Work to be completed:
Show every line that has the string "expand" in it.

===== Listed entries =====

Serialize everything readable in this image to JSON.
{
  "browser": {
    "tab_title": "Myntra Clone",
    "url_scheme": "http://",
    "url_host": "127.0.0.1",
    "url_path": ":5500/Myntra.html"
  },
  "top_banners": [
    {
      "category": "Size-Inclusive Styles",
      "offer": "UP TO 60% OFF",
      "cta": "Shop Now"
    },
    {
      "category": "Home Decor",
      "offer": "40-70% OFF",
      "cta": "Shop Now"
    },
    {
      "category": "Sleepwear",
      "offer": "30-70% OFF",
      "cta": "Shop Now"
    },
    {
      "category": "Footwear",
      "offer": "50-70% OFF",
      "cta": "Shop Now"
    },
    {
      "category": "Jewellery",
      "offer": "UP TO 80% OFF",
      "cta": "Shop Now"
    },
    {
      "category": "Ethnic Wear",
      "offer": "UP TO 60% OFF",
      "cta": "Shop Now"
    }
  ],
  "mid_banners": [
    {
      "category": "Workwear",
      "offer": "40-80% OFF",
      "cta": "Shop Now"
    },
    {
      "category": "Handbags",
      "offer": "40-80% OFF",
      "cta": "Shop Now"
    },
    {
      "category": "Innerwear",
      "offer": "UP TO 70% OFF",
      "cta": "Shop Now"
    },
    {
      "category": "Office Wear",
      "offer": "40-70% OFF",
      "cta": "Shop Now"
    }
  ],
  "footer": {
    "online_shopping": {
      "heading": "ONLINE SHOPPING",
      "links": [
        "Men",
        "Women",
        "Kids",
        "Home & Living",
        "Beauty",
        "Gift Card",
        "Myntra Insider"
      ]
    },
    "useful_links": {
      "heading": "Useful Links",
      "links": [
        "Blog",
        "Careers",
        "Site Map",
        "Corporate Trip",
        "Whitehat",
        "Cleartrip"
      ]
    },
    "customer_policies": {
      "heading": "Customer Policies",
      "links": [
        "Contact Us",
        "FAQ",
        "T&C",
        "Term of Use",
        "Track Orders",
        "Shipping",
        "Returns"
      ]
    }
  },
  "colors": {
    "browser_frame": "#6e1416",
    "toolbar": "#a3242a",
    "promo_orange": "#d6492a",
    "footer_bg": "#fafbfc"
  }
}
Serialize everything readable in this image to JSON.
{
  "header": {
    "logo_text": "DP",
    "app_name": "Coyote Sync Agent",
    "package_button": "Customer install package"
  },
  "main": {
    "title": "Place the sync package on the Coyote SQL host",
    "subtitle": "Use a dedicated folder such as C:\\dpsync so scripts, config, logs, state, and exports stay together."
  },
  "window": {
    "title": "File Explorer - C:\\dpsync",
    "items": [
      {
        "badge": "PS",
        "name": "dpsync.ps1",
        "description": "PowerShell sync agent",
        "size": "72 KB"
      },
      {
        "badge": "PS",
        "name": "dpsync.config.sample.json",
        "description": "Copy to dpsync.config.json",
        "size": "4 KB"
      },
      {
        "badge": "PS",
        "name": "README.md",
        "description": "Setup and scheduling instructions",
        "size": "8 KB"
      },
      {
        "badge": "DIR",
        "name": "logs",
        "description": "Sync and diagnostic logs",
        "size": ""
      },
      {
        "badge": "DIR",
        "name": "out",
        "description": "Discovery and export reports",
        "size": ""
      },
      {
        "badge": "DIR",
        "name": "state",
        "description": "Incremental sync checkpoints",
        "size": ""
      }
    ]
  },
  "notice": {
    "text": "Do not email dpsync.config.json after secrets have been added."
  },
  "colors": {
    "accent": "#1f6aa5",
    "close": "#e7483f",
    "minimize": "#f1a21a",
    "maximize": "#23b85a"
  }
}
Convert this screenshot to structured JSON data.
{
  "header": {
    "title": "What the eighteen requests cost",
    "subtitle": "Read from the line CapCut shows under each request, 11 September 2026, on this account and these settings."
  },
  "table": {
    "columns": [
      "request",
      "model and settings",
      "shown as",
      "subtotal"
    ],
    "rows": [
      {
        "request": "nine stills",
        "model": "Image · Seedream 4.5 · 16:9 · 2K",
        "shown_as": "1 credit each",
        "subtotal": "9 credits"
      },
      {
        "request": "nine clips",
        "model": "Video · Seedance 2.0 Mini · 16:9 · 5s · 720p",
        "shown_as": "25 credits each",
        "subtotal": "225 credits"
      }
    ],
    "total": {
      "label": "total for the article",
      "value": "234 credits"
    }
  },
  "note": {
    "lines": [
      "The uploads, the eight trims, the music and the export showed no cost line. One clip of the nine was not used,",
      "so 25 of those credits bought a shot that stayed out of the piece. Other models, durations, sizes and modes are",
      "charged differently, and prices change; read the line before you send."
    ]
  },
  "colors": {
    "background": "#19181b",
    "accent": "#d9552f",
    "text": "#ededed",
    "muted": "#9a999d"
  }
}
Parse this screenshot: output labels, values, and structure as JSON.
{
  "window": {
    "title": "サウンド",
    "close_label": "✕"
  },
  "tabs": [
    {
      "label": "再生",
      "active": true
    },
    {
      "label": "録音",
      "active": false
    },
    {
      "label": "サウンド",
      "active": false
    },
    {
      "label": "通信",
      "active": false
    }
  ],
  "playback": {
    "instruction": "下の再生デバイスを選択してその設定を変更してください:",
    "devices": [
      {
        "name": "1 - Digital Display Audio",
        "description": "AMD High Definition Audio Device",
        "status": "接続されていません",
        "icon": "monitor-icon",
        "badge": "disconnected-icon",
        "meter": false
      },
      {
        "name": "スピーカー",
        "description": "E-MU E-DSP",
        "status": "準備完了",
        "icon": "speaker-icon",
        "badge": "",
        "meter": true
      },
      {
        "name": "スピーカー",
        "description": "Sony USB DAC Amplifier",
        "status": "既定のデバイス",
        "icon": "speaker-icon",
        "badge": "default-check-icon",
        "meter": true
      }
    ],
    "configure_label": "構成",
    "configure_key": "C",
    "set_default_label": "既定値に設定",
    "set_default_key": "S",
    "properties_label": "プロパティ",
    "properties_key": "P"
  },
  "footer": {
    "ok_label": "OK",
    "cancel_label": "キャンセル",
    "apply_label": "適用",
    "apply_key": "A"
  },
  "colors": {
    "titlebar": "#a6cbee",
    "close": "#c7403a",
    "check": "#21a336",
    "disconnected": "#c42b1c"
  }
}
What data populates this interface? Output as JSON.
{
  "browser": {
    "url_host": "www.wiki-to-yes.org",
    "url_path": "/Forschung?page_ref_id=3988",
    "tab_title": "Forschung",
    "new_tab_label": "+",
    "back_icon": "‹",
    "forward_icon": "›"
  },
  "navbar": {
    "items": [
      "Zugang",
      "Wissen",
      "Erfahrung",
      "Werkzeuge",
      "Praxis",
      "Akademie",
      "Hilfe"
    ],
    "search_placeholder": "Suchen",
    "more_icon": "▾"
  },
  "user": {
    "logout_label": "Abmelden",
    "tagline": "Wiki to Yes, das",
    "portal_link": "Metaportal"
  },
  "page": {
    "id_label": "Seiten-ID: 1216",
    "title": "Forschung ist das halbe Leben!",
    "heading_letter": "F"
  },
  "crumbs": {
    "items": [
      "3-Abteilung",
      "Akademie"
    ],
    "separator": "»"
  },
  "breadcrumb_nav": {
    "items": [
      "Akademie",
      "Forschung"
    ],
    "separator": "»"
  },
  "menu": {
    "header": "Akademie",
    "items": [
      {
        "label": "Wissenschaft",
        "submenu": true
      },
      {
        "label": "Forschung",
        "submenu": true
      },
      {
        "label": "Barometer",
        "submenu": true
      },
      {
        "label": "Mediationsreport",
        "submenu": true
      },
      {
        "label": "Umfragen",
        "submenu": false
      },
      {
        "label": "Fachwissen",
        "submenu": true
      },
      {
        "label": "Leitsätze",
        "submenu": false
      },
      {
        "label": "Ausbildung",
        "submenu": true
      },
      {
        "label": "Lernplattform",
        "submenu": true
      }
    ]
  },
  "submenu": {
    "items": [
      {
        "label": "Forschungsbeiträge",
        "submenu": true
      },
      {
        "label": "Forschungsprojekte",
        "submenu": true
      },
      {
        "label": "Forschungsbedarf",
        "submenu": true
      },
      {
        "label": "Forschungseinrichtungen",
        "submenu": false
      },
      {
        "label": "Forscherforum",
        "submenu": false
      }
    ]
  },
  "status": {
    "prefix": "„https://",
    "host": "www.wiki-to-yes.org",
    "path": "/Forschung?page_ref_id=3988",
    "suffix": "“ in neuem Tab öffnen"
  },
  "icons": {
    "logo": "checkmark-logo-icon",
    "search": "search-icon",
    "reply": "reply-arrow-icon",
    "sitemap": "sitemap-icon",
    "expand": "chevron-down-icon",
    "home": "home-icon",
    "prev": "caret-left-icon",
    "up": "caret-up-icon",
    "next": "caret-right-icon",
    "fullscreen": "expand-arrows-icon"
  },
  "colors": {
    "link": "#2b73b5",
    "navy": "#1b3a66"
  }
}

=====

Response for this exercise:
    "expand": "chevron-down-icon",
    "fullscreen": "expand-arrows-icon"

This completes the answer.